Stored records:
⁂

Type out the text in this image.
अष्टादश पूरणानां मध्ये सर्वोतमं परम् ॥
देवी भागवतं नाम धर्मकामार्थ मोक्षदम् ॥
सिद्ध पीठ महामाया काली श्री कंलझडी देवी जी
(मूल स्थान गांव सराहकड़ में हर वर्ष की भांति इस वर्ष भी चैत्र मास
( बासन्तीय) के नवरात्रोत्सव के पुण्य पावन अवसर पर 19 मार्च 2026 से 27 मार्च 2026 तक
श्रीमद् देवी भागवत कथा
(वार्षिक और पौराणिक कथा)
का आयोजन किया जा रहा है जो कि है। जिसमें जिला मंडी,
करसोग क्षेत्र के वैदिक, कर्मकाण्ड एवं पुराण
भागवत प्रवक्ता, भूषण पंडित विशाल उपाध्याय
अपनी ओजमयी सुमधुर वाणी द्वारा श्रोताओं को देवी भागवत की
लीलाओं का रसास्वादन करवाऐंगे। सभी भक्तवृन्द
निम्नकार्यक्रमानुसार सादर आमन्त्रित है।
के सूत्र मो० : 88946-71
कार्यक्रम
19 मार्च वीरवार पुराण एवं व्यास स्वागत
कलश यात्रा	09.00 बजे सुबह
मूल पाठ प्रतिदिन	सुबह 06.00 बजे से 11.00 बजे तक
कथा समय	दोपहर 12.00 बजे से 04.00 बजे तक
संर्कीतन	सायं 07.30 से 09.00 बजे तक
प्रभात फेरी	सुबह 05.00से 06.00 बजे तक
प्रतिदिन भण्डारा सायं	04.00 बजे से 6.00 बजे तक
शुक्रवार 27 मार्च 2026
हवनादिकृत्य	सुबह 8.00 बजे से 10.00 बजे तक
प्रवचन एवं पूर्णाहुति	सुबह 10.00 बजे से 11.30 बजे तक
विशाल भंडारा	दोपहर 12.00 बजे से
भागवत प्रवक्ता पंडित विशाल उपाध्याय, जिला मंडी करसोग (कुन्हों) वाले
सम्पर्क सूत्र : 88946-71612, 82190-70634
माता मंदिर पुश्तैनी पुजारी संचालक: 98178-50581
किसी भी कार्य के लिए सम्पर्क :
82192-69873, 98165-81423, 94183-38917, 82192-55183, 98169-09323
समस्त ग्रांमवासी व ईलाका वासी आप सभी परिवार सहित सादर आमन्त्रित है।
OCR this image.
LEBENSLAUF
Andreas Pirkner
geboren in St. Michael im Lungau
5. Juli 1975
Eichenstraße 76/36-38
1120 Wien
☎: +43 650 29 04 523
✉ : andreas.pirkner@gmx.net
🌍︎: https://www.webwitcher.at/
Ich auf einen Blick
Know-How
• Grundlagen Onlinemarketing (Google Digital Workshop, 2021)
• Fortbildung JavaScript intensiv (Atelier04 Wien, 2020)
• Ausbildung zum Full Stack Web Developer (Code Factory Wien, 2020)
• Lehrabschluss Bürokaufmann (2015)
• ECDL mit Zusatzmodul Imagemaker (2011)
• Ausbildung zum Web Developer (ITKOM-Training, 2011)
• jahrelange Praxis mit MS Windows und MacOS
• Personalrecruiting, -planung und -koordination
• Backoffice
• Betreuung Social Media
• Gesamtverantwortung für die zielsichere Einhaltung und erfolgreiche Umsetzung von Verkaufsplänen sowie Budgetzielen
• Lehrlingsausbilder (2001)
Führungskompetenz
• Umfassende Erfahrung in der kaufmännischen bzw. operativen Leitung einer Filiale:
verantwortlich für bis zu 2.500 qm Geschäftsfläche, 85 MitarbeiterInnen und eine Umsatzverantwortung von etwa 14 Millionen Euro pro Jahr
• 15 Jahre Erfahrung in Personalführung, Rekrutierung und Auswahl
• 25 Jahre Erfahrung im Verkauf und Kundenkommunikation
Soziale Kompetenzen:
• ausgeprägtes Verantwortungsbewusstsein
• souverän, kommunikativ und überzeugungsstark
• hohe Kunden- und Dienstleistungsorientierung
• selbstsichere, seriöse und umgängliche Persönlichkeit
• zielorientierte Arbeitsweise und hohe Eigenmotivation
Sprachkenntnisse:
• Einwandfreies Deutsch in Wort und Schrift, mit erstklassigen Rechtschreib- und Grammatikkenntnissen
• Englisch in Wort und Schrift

⁂

#### Exercise:
Lines from the one containing "OCR this image." through the final line are to be given again verbatim, with nothing before or after.

#### Exercise answer:
OCR this image.
LEBENSLAUF
Andreas Pirkner
geboren in St. Michael im Lungau
5. Juli 1975
Eichenstraße 76/36-38
1120 Wien
☎: +43 650 29 04 523
✉ : andreas.pirkner@gmx.net
🌍︎: https://www.webwitcher.at/
Ich auf einen Blick
Know-How
• Grundlagen Onlinemarketing (Google Digital Workshop, 2021)
• Fortbildung JavaScript intensiv (Atelier04 Wien, 2020)
• Ausbildung zum Full Stack Web Developer (Code Factory Wien, 2020)
• Lehrabschluss Bürokaufmann (2015)
• ECDL mit Zusatzmodul Imagemaker (2011)
• Ausbildung zum Web Developer (ITKOM-Training, 2011)
• jahrelange Praxis mit MS Windows und MacOS
• Personalrecruiting, -planung und -koordination
• Backoffice
• Betreuung Social Media
• Gesamtverantwortung für die zielsichere Einhaltung und erfolgreiche Umsetzung von Verkaufsplänen sowie Budgetzielen
• Lehrlingsausbilder (2001)
Führungskompetenz
• Umfassende Erfahrung in der kaufmännischen bzw. operativen Leitung einer Filiale:
verantwortlich für bis zu 2.500 qm Geschäftsfläche, 85 MitarbeiterInnen und eine Umsatzverantwortung von etwa 14 Millionen Euro pro Jahr
• 15 Jahre Erfahrung in Personalführung, Rekrutierung und Auswahl
• 25 Jahre Erfahrung im Verkauf und Kundenkommunikation
Soziale Kompetenzen:
• ausgeprägtes Verantwortungsbewusstsein
• souverän, kommunikativ und überzeugungsstark
• hohe Kunden- und Dienstleistungsorientierung
• selbstsichere, seriöse und umgängliche Persönlichkeit
• zielorientierte Arbeitsweise und hohe Eigenmotivation
Sprachkenntnisse:
• Einwandfreies Deutsch in Wort und Schrift, mit erstklassigen Rechtschreib- und Grammatikkenntnissen
• Englisch in Wort und Schrift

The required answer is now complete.